Search the material for the string "need", then return every line where it is found.

[start]

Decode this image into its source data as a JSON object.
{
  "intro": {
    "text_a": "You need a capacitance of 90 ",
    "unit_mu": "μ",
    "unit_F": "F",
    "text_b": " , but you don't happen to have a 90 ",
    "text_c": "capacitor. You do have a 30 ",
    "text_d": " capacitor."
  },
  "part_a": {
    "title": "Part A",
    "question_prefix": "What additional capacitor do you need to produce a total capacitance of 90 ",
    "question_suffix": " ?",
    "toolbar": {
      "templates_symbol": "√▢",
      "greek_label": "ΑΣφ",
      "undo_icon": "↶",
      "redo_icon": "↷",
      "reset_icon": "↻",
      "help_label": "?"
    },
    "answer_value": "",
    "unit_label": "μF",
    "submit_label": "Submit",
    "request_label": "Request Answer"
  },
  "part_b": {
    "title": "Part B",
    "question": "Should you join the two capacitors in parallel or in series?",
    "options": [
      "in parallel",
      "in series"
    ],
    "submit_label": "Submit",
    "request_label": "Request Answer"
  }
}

[end]
[start]

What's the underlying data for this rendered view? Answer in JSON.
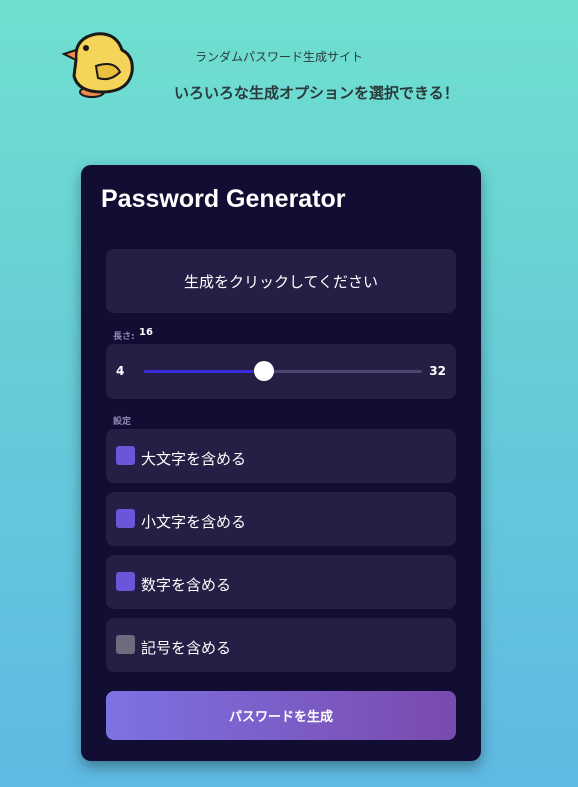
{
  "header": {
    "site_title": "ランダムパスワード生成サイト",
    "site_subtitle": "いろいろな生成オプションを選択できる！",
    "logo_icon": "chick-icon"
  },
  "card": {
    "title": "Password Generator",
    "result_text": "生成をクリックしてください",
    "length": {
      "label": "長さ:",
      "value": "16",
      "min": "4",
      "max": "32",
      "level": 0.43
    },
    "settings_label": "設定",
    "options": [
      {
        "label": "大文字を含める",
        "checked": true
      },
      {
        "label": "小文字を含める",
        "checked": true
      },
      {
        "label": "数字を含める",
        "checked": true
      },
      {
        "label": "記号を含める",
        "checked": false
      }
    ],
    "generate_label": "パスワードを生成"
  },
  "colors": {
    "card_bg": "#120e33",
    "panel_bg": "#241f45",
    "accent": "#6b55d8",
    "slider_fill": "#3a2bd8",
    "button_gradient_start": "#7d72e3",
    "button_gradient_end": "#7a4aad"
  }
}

[end]

Written solution
    "text_a": "You need a capacitance of 90 ",
    "question_prefix": "What additional capacitor do you need to produce a total capacitance of 90 ",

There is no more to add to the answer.